— BEGIN RAW RECORDS —
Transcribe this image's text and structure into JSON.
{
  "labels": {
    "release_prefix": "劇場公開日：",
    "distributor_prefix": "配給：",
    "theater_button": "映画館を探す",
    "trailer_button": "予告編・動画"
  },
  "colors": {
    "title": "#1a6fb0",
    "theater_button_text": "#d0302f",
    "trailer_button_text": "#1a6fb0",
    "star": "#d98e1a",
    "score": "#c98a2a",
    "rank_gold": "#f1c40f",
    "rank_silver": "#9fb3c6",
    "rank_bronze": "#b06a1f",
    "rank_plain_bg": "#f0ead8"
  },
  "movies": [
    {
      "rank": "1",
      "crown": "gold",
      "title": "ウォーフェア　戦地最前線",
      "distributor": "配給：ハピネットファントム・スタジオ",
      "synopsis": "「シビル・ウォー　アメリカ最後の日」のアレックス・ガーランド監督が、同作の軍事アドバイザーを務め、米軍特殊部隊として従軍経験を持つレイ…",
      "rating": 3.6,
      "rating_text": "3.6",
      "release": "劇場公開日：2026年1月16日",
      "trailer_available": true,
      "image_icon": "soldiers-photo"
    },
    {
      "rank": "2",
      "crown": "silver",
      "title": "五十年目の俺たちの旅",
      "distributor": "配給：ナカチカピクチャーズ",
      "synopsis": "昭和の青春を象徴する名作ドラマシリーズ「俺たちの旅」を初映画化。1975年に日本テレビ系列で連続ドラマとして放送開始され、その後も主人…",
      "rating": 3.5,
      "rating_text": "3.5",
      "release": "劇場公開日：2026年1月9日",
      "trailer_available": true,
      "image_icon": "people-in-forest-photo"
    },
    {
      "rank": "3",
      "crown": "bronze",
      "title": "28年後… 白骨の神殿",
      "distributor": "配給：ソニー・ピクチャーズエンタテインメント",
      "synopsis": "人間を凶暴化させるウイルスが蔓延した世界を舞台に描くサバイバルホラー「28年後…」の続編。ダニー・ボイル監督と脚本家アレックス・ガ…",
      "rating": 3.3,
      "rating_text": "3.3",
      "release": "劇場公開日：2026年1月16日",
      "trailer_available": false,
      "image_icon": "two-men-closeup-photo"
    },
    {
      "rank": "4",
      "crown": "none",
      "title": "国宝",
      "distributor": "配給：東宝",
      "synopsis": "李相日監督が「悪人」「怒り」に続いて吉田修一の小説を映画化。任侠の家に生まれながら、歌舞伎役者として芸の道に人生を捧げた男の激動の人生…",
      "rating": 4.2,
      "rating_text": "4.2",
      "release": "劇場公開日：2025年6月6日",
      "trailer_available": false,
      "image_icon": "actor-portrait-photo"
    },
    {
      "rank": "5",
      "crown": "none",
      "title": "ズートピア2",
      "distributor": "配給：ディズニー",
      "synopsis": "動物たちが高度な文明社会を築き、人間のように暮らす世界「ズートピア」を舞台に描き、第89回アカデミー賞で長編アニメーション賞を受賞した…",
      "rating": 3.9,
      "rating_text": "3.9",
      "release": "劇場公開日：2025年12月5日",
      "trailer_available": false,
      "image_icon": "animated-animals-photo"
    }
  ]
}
— END RAW RECORDS —
STATED GOAL:
Retype the records in full. Keep every line identical to the original.

ANSWER TO THIS TASK:
Transcribe this image's text and structure into JSON.
{
  "labels": {
    "release_prefix": "劇場公開日：",
    "distributor_prefix": "配給：",
    "theater_button": "映画館を探す",
    "trailer_button": "予告編・動画"
  },
  "colors": {
    "title": "#1a6fb0",
    "theater_button_text": "#d0302f",
    "trailer_button_text": "#1a6fb0",
    "star": "#d98e1a",
    "score": "#c98a2a",
    "rank_gold": "#f1c40f",
    "rank_silver": "#9fb3c6",
    "rank_bronze": "#b06a1f",
    "rank_plain_bg": "#f0ead8"
  },
  "movies": [
    {
      "rank": "1",
      "crown": "gold",
      "title": "ウォーフェア　戦地最前線",
      "distributor": "配給：ハピネットファントム・スタジオ",
      "synopsis": "「シビル・ウォー　アメリカ最後の日」のアレックス・ガーランド監督が、同作の軍事アドバイザーを務め、米軍特殊部隊として従軍経験を持つレイ…",
      "rating": 3.6,
      "rating_text": "3.6",
      "release": "劇場公開日：2026年1月16日",
      "trailer_available": true,
      "image_icon": "soldiers-photo"
    },
    {
      "rank": "2",
      "crown": "silver",
      "title": "五十年目の俺たちの旅",
      "distributor": "配給：ナカチカピクチャーズ",
      "synopsis": "昭和の青春を象徴する名作ドラマシリーズ「俺たちの旅」を初映画化。1975年に日本テレビ系列で連続ドラマとして放送開始され、その後も主人…",
      "rating": 3.5,
      "rating_text": "3.5",
      "release": "劇場公開日：2026年1月9日",
      "trailer_available": true,
      "image_icon": "people-in-forest-photo"
    },
    {
      "rank": "3",
      "crown": "bronze",
      "title": "28年後… 白骨の神殿",
      "distributor": "配給：ソニー・ピクチャーズエンタテインメント",
      "synopsis": "人間を凶暴化させるウイルスが蔓延した世界を舞台に描くサバイバルホラー「28年後…」の続編。ダニー・ボイル監督と脚本家アレックス・ガ…",
      "rating": 3.3,
      "rating_text": "3.3",
      "release": "劇場公開日：2026年1月16日",
      "trailer_available": false,
      "image_icon": "two-men-closeup-photo"
    },
    {
      "rank": "4",
      "crown": "none",
      "title": "国宝",
      "distributor": "配給：東宝",
      "synopsis": "李相日監督が「悪人」「怒り」に続いて吉田修一の小説を映画化。任侠の家に生まれながら、歌舞伎役者として芸の道に人生を捧げた男の激動の人生…",
      "rating": 4.2,
      "rating_text": "4.2",
      "release": "劇場公開日：2025年6月6日",
      "trailer_available": false,
      "image_icon": "actor-portrait-photo"
    },
    {
      "rank": "5",
      "crown": "none",
      "title": "ズートピア2",
      "distributor": "配給：ディズニー",
      "synopsis": "動物たちが高度な文明社会を築き、人間のように暮らす世界「ズートピア」を舞台に描き、第89回アカデミー賞で長編アニメーション賞を受賞した…",
      "rating": 3.9,
      "rating_text": "3.9",
      "release": "劇場公開日：2025年12月5日",
      "trailer_available": false,
      "image_icon": "animated-animals-photo"
    }
  ]
}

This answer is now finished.